# [Task brief]
Locate every line in the records below that holds the word "fill" and return each one.

##### Records provided #####

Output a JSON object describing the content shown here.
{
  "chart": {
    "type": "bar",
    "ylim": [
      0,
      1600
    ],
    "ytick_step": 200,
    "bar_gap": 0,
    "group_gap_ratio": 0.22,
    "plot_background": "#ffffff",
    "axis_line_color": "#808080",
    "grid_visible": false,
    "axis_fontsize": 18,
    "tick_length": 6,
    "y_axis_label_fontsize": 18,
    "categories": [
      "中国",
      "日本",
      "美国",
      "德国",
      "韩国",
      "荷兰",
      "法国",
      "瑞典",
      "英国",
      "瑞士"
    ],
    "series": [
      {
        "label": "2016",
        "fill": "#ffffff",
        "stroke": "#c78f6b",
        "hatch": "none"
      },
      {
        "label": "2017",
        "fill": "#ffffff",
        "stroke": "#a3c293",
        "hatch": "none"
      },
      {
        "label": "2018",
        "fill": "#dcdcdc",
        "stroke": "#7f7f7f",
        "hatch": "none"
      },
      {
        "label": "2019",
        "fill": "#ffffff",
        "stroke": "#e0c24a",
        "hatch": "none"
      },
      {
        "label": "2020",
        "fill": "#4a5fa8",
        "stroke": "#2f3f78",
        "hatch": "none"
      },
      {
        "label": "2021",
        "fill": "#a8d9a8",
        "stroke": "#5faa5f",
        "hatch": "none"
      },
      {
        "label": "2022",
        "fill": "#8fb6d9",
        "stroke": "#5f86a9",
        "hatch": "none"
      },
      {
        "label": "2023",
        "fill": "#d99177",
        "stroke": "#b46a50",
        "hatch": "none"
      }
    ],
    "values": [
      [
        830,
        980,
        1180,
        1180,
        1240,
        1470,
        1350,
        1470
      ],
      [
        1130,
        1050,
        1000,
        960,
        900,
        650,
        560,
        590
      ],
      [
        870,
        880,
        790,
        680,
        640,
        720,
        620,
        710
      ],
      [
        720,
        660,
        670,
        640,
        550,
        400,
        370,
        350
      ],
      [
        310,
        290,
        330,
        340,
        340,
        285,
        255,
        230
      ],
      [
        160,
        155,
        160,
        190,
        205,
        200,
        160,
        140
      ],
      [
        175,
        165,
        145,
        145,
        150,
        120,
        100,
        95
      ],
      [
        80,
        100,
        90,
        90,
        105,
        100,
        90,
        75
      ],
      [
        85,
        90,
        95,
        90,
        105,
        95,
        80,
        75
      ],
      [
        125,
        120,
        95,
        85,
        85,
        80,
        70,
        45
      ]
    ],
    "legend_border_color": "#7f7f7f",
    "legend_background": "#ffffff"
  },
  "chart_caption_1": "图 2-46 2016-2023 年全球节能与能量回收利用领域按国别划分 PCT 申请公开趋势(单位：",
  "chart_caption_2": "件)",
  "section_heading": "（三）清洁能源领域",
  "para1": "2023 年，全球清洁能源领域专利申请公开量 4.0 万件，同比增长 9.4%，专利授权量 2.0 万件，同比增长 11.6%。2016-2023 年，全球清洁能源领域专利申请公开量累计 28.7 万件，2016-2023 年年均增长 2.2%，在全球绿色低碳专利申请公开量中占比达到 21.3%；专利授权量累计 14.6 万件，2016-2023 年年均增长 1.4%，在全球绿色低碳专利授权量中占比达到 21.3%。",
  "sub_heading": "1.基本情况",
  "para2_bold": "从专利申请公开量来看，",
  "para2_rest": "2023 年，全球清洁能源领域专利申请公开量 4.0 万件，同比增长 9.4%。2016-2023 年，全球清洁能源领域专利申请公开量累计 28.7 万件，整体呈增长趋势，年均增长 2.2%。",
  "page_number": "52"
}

#####

# [The reply]
        "fill": "#ffffff",
        "fill": "#ffffff",
        "fill": "#dcdcdc",
        "fill": "#ffffff",
        "fill": "#4a5fa8",
        "fill": "#a8d9a8",
        "fill": "#8fb6d9",
        "fill": "#d99177",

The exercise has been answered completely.